Stated task
Output the entries below exactly as written, omitting pictures.

Provided records
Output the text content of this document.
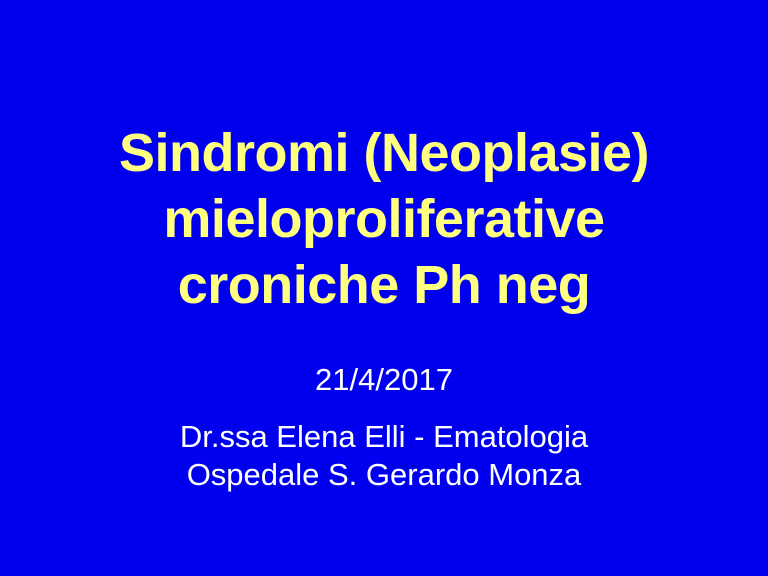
Sindromi (Neoplasie)
mieloproliferative
croniche Ph neg
21/4/2017
Dr.ssa Elena Elli - Ematologia
Ospedale S. Gerardo Monza
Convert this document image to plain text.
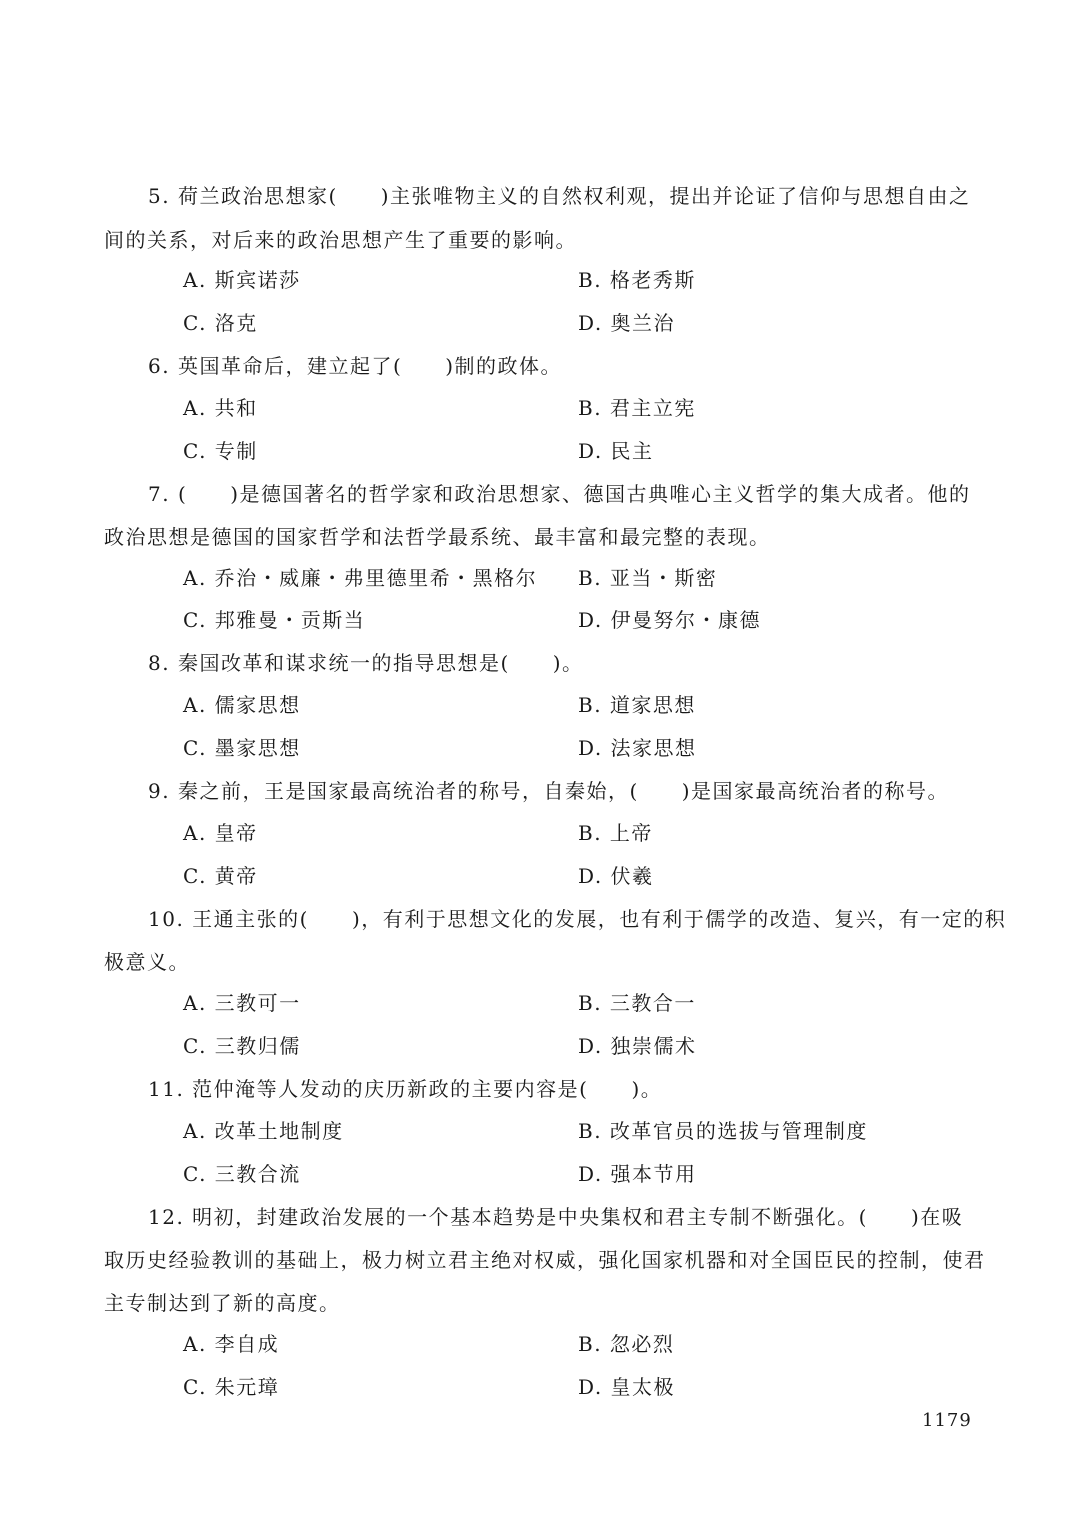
5. 荷兰政治思想家(　　)主张唯物主义的自然权利观，提出并论证了信仰与思想自由之
间的关系，对后来的政治思想产生了重要的影响。
A. 斯宾诺莎	B. 格老秀斯
C. 洛克	D. 奥兰治
6. 英国革命后，建立起了(　　)制的政体。
A. 共和	B. 君主立宪
C. 专制	D. 民主
7. (　　)是德国著名的哲学家和政治思想家、德国古典唯心主义哲学的集大成者。他的
政治思想是德国的国家哲学和法哲学最系统、最丰富和最完整的表现。
A. 乔治・威廉・弗里德里希・黑格尔 B. 亚当・斯密
C. 邦雅曼・贡斯当	D. 伊曼努尔・康德
8. 秦国改革和谋求统一的指导思想是(　　)。
A. 儒家思想	B. 道家思想
C. 墨家思想	D. 法家思想
9. 秦之前，王是国家最高统治者的称号，自秦始，(　　)是国家最高统治者的称号。
A. 皇帝	B. 上帝
C. 黄帝	D. 伏羲
10. 王通主张的(　　)，有利于思想文化的发展，也有利于儒学的改造、复兴，有一定的积
极意义。
A. 三教可一	B. 三教合一
C. 三教归儒	D. 独崇儒术
11. 范仲淹等人发动的庆历新政的主要内容是(　　)。
A. 改革土地制度	B. 改革官员的选拔与管理制度
C. 三教合流	D. 强本节用
12. 明初，封建政治发展的一个基本趋势是中央集权和君主专制不断强化。(　　)在吸
取历史经验教训的基础上，极力树立君主绝对权威，强化国家机器和对全国臣民的控制，使君
主专制达到了新的高度。
A. 李自成	B. 忽必烈
C. 朱元璋	D. 皇太极
1179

Finished exercise
Output the text content of this document.
Sindromi (Neoplasie)
mieloproliferative
croniche Ph neg
21/4/2017
Dr.ssa Elena Elli - Ematologia
Ospedale S. Gerardo Monza
Convert this document image to plain text.
5. 荷兰政治思想家(　　)主张唯物主义的自然权利观，提出并论证了信仰与思想自由之
间的关系，对后来的政治思想产生了重要的影响。
A. 斯宾诺莎	B. 格老秀斯
C. 洛克	D. 奥兰治
6. 英国革命后，建立起了(　　)制的政体。
A. 共和	B. 君主立宪
C. 专制	D. 民主
7. (　　)是德国著名的哲学家和政治思想家、德国古典唯心主义哲学的集大成者。他的
政治思想是德国的国家哲学和法哲学最系统、最丰富和最完整的表现。
A. 乔治・威廉・弗里德里希・黑格尔 B. 亚当・斯密
C. 邦雅曼・贡斯当	D. 伊曼努尔・康德
8. 秦国改革和谋求统一的指导思想是(　　)。
A. 儒家思想	B. 道家思想
C. 墨家思想	D. 法家思想
9. 秦之前，王是国家最高统治者的称号，自秦始，(　　)是国家最高统治者的称号。
A. 皇帝	B. 上帝
C. 黄帝	D. 伏羲
10. 王通主张的(　　)，有利于思想文化的发展，也有利于儒学的改造、复兴，有一定的积
极意义。
A. 三教可一	B. 三教合一
C. 三教归儒	D. 独崇儒术
11. 范仲淹等人发动的庆历新政的主要内容是(　　)。
A. 改革土地制度	B. 改革官员的选拔与管理制度
C. 三教合流	D. 强本节用
12. 明初，封建政治发展的一个基本趋势是中央集权和君主专制不断强化。(　　)在吸
取历史经验教训的基础上，极力树立君主绝对权威，强化国家机器和对全国臣民的控制，使君
主专制达到了新的高度。
A. 李自成	B. 忽必烈
C. 朱元璋	D. 皇太极
1179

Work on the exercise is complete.